#### Recorded data

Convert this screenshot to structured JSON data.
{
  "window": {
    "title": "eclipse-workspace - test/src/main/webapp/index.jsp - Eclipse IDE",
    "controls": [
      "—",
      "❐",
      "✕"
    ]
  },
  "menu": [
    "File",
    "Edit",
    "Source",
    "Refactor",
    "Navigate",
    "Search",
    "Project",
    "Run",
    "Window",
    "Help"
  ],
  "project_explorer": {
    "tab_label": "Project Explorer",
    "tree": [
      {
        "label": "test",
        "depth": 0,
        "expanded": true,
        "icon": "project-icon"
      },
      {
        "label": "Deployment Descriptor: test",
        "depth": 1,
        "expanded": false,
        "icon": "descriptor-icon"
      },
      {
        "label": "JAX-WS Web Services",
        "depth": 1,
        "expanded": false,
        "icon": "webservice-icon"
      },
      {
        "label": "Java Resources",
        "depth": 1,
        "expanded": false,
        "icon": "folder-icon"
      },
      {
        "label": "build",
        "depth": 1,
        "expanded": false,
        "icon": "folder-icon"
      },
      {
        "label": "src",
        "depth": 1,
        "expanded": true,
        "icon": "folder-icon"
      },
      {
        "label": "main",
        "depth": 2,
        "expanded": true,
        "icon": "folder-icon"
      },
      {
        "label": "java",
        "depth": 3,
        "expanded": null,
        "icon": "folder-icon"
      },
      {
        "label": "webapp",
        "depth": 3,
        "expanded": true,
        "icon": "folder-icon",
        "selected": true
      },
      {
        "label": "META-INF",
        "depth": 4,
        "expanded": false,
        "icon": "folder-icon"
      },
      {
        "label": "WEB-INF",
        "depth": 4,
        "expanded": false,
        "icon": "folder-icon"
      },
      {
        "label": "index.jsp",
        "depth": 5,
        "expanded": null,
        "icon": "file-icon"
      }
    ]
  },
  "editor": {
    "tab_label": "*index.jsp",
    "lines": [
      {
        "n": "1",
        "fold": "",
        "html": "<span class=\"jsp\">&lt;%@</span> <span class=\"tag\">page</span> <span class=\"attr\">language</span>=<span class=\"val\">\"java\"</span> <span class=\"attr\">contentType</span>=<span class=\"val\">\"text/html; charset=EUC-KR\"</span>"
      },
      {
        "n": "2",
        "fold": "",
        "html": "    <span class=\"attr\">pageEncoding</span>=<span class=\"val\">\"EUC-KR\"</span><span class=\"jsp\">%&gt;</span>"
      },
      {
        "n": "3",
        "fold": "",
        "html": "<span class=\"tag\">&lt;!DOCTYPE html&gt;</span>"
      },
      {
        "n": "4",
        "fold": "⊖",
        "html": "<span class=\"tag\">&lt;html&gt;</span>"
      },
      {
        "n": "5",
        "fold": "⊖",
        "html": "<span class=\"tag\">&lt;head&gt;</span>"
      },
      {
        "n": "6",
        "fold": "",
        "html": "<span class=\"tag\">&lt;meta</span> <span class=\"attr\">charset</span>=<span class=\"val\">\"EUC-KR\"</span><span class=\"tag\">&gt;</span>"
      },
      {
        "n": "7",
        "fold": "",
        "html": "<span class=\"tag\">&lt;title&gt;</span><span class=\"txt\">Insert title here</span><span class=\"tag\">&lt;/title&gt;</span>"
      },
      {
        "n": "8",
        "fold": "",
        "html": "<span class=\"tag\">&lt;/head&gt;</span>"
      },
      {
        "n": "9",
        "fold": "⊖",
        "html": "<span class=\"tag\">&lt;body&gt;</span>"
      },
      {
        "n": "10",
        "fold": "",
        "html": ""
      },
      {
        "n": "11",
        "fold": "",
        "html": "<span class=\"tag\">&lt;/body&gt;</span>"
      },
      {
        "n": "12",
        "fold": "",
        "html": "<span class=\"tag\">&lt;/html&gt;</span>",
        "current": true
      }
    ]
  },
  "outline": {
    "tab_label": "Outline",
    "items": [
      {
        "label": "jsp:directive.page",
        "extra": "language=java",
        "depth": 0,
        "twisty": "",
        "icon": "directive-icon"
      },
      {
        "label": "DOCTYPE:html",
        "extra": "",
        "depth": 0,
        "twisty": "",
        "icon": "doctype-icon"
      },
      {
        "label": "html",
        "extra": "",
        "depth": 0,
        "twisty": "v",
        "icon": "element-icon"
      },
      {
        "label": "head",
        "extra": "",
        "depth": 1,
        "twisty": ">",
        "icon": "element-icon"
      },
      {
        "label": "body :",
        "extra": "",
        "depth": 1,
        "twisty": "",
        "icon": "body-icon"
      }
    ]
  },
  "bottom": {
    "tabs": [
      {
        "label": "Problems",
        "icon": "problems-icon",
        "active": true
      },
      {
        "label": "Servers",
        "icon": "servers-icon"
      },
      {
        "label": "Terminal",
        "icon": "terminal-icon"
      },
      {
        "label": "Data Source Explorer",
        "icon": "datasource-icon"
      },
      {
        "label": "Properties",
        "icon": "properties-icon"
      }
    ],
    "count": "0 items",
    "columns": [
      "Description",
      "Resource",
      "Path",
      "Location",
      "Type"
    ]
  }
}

########

■ Given problem ■
Above are the records; retype them all without a single difference.

■ Task output ■
Convert this screenshot to structured JSON data.
{
  "window": {
    "title": "eclipse-workspace - test/src/main/webapp/index.jsp - Eclipse IDE",
    "controls": [
      "—",
      "❐",
      "✕"
    ]
  },
  "menu": [
    "File",
    "Edit",
    "Source",
    "Refactor",
    "Navigate",
    "Search",
    "Project",
    "Run",
    "Window",
    "Help"
  ],
  "project_explorer": {
    "tab_label": "Project Explorer",
    "tree": [
      {
        "label": "test",
        "depth": 0,
        "expanded": true,
        "icon": "project-icon"
      },
      {
        "label": "Deployment Descriptor: test",
        "depth": 1,
        "expanded": false,
        "icon": "descriptor-icon"
      },
      {
        "label": "JAX-WS Web Services",
        "depth": 1,
        "expanded": false,
        "icon": "webservice-icon"
      },
      {
        "label": "Java Resources",
        "depth": 1,
        "expanded": false,
        "icon": "folder-icon"
      },
      {
        "label": "build",
        "depth": 1,
        "expanded": false,
        "icon": "folder-icon"
      },
      {
        "label": "src",
        "depth": 1,
        "expanded": true,
        "icon": "folder-icon"
      },
      {
        "label": "main",
        "depth": 2,
        "expanded": true,
        "icon": "folder-icon"
      },
      {
        "label": "java",
        "depth": 3,
        "expanded": null,
        "icon": "folder-icon"
      },
      {
        "label": "webapp",
        "depth": 3,
        "expanded": true,
        "icon": "folder-icon",
        "selected": true
      },
      {
        "label": "META-INF",
        "depth": 4,
        "expanded": false,
        "icon": "folder-icon"
      },
      {
        "label": "WEB-INF",
        "depth": 4,
        "expanded": false,
        "icon": "folder-icon"
      },
      {
        "label": "index.jsp",
        "depth": 5,
        "expanded": null,
        "icon": "file-icon"
      }
    ]
  },
  "editor": {
    "tab_label": "*index.jsp",
    "lines": [
      {
        "n": "1",
        "fold": "",
        "html": "<span class=\"jsp\">&lt;%@</span> <span class=\"tag\">page</span> <span class=\"attr\">language</span>=<span class=\"val\">\"java\"</span> <span class=\"attr\">contentType</span>=<span class=\"val\">\"text/html; charset=EUC-KR\"</span>"
      },
      {
        "n": "2",
        "fold": "",
        "html": "    <span class=\"attr\">pageEncoding</span>=<span class=\"val\">\"EUC-KR\"</span><span class=\"jsp\">%&gt;</span>"
      },
      {
        "n": "3",
        "fold": "",
        "html": "<span class=\"tag\">&lt;!DOCTYPE html&gt;</span>"
      },
      {
        "n": "4",
        "fold": "⊖",
        "html": "<span class=\"tag\">&lt;html&gt;</span>"
      },
      {
        "n": "5",
        "fold": "⊖",
        "html": "<span class=\"tag\">&lt;head&gt;</span>"
      },
      {
        "n": "6",
        "fold": "",
        "html": "<span class=\"tag\">&lt;meta</span> <span class=\"attr\">charset</span>=<span class=\"val\">\"EUC-KR\"</span><span class=\"tag\">&gt;</span>"
      },
      {
        "n": "7",
        "fold": "",
        "html": "<span class=\"tag\">&lt;title&gt;</span><span class=\"txt\">Insert title here</span><span class=\"tag\">&lt;/title&gt;</span>"
      },
      {
        "n": "8",
        "fold": "",
        "html": "<span class=\"tag\">&lt;/head&gt;</span>"
      },
      {
        "n": "9",
        "fold": "⊖",
        "html": "<span class=\"tag\">&lt;body&gt;</span>"
      },
      {
        "n": "10",
        "fold": "",
        "html": ""
      },
      {
        "n": "11",
        "fold": "",
        "html": "<span class=\"tag\">&lt;/body&gt;</span>"
      },
      {
        "n": "12",
        "fold": "",
        "html": "<span class=\"tag\">&lt;/html&gt;</span>",
        "current": true
      }
    ]
  },
  "outline": {
    "tab_label": "Outline",
    "items": [
      {
        "label": "jsp:directive.page",
        "extra": "language=java",
        "depth": 0,
        "twisty": "",
        "icon": "directive-icon"
      },
      {
        "label": "DOCTYPE:html",
        "extra": "",
        "depth": 0,
        "twisty": "",
        "icon": "doctype-icon"
      },
      {
        "label": "html",
        "extra": "",
        "depth": 0,
        "twisty": "v",
        "icon": "element-icon"
      },
      {
        "label": "head",
        "extra": "",
        "depth": 1,
        "twisty": ">",
        "icon": "element-icon"
      },
      {
        "label": "body :",
        "extra": "",
        "depth": 1,
        "twisty": "",
        "icon": "body-icon"
      }
    ]
  },
  "bottom": {
    "tabs": [
      {
        "label": "Problems",
        "icon": "problems-icon",
        "active": true
      },
      {
        "label": "Servers",
        "icon": "servers-icon"
      },
      {
        "label": "Terminal",
        "icon": "terminal-icon"
      },
      {
        "label": "Data Source Explorer",
        "icon": "datasource-icon"
      },
      {
        "label": "Properties",
        "icon": "properties-icon"
      }
    ],
    "count": "0 items",
    "columns": [
      "Description",
      "Resource",
      "Path",
      "Location",
      "Type"
    ]
  }
}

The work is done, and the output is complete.